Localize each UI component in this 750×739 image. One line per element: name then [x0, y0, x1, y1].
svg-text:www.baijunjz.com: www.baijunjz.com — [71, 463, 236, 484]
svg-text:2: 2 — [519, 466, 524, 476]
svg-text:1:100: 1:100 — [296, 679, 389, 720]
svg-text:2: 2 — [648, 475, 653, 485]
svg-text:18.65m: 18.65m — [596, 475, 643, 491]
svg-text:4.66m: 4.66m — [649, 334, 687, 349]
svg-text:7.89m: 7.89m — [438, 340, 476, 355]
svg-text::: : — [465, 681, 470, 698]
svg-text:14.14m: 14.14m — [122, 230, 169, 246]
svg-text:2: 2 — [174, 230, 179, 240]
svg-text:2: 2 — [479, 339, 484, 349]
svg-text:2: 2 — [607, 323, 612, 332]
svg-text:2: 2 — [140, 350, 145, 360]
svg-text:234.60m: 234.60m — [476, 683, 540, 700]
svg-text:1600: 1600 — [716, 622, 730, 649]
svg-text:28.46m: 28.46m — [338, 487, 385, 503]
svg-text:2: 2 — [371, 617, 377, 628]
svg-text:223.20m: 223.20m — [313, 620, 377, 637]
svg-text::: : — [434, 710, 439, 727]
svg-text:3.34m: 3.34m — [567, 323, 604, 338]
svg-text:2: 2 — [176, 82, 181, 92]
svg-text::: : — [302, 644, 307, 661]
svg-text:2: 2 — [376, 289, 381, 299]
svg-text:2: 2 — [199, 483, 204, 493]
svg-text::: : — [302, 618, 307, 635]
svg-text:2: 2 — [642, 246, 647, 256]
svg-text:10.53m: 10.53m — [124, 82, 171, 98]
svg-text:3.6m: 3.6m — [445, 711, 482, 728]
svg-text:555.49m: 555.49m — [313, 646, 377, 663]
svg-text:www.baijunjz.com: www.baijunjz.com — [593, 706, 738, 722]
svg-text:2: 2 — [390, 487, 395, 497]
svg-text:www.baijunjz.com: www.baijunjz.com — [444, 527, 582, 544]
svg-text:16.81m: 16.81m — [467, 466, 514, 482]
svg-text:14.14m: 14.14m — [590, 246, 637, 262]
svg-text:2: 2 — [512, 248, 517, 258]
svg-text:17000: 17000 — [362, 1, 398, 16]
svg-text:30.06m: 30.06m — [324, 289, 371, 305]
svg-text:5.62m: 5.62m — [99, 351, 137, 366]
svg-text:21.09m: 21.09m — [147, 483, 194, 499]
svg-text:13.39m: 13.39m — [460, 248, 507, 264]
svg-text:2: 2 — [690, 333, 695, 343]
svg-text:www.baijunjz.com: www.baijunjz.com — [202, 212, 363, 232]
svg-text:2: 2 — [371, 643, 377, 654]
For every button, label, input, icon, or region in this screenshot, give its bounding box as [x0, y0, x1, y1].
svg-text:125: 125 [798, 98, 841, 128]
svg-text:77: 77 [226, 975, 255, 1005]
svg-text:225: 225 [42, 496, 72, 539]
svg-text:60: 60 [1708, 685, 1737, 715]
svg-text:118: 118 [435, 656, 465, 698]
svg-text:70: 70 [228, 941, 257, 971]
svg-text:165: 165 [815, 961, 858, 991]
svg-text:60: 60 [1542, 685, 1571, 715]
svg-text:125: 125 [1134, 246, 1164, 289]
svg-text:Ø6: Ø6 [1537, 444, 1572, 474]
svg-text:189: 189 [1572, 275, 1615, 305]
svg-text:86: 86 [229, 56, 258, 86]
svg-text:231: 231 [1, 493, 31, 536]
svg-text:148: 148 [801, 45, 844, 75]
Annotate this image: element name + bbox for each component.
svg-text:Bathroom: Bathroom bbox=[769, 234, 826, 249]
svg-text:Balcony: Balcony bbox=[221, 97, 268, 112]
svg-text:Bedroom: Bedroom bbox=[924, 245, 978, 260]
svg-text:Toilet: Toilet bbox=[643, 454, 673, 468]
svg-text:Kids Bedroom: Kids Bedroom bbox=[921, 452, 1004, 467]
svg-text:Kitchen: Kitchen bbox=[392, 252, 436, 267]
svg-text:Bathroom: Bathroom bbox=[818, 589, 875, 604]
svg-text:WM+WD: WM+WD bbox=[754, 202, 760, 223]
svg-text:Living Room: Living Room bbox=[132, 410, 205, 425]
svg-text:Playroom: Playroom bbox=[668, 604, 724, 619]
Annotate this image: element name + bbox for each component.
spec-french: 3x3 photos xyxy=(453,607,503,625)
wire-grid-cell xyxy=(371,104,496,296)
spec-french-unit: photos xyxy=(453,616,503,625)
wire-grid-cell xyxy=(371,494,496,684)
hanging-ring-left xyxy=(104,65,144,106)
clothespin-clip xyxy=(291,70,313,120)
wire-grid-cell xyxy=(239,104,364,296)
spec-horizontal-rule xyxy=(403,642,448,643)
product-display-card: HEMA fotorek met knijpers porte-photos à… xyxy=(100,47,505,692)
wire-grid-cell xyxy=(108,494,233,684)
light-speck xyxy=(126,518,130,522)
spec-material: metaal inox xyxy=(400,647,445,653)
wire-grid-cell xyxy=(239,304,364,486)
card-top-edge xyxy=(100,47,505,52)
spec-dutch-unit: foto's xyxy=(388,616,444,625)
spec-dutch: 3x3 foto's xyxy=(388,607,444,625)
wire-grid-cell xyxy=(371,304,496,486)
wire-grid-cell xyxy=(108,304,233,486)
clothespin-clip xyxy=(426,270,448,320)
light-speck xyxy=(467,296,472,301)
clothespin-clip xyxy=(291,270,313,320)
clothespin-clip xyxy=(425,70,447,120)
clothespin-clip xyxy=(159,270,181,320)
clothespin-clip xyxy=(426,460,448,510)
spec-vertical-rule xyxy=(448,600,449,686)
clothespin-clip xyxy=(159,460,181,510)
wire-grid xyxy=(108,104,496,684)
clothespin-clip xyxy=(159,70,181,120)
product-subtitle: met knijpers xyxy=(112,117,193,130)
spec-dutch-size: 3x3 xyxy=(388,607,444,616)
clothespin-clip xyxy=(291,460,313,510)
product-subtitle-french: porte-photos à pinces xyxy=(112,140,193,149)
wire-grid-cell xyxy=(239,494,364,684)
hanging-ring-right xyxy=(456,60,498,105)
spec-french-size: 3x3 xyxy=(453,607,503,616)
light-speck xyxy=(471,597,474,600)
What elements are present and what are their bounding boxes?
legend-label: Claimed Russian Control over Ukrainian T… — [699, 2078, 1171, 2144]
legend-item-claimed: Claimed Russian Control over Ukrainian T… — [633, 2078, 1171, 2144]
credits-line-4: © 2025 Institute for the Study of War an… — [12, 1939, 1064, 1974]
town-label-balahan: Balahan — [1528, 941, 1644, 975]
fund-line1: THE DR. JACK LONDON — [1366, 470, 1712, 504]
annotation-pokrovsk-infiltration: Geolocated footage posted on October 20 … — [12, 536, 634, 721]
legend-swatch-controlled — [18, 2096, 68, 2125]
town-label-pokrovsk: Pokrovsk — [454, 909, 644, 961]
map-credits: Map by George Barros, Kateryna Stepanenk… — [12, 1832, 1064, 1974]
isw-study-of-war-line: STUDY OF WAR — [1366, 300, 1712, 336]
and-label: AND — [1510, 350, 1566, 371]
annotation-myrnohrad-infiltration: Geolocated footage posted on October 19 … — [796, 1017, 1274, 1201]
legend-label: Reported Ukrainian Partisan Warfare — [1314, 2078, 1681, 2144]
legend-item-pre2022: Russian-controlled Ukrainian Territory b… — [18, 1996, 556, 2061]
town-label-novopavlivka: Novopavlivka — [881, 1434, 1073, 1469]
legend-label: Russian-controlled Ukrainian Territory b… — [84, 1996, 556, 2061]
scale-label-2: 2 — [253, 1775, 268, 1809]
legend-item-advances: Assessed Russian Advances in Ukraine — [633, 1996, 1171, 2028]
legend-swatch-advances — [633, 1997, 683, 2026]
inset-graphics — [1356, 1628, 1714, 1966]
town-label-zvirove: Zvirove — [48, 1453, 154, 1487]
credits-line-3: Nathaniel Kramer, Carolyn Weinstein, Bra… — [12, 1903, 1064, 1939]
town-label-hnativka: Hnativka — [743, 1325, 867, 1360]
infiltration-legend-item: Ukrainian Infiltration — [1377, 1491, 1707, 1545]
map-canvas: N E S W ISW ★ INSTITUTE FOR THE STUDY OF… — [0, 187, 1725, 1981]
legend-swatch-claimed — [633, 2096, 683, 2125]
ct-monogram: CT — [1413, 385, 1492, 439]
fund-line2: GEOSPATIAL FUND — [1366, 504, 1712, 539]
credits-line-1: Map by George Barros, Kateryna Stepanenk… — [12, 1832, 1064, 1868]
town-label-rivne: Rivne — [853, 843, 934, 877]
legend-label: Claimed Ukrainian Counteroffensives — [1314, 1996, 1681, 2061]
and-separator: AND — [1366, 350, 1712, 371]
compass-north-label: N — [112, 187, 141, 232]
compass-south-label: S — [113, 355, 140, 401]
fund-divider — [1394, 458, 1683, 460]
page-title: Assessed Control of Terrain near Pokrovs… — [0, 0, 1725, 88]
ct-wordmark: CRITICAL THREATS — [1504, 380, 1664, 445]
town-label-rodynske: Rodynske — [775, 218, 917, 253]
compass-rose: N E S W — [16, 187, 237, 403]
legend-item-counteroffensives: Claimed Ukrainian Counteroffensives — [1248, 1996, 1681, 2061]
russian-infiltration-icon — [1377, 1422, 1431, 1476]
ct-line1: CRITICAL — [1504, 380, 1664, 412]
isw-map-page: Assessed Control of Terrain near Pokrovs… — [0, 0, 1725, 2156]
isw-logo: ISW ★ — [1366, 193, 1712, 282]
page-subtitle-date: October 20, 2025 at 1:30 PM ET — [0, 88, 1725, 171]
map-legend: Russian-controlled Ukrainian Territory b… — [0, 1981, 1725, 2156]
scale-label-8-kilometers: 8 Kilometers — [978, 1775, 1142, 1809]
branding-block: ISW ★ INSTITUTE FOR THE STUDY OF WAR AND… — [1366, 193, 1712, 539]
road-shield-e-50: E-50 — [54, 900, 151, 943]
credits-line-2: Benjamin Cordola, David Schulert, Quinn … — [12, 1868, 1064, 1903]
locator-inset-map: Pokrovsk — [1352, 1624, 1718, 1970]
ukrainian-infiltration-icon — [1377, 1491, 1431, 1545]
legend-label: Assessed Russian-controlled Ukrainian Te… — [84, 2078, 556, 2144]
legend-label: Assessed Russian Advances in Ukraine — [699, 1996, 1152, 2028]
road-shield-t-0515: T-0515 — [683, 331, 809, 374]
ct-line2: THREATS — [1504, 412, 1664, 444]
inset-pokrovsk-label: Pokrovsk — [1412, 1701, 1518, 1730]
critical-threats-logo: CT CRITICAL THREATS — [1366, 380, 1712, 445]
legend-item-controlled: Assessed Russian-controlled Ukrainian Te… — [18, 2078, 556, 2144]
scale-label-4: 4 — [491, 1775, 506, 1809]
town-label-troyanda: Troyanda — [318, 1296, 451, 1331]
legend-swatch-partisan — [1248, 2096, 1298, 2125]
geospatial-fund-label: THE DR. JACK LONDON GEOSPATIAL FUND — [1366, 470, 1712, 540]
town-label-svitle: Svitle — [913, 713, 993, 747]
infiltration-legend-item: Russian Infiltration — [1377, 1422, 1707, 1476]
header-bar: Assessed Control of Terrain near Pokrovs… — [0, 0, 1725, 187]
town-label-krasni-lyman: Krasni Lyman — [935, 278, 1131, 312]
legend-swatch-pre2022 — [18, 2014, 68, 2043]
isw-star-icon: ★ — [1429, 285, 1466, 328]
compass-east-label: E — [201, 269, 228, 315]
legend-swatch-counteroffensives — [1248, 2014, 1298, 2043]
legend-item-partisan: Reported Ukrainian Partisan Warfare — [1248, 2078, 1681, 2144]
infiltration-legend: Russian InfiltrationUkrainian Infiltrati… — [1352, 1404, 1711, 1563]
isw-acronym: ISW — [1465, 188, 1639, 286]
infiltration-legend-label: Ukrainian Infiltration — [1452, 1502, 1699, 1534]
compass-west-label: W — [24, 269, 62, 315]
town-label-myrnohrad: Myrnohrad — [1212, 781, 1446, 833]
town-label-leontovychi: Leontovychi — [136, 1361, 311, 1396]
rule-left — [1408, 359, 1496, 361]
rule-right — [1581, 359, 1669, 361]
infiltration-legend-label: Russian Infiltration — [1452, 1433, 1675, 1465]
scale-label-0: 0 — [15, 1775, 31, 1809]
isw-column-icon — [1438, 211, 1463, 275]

:::

## [Written exercise]
Can you copy word for word the stretch from the first line through the line containing "svg-text:4.66m: 4.66m — [649, 334, 687, 349]", with both of those lines included?

## [Solution for this task]
Localize each UI component in this 750×739 image. One line per element: name then [x0, y0, x1, y1].
svg-text:www.baijunjz.com: www.baijunjz.com — [71, 463, 236, 484]
svg-text:2: 2 — [519, 466, 524, 476]
svg-text:1:100: 1:100 — [296, 679, 389, 720]
svg-text:2: 2 — [648, 475, 653, 485]
svg-text:18.65m: 18.65m — [596, 475, 643, 491]
svg-text:4.66m: 4.66m — [649, 334, 687, 349]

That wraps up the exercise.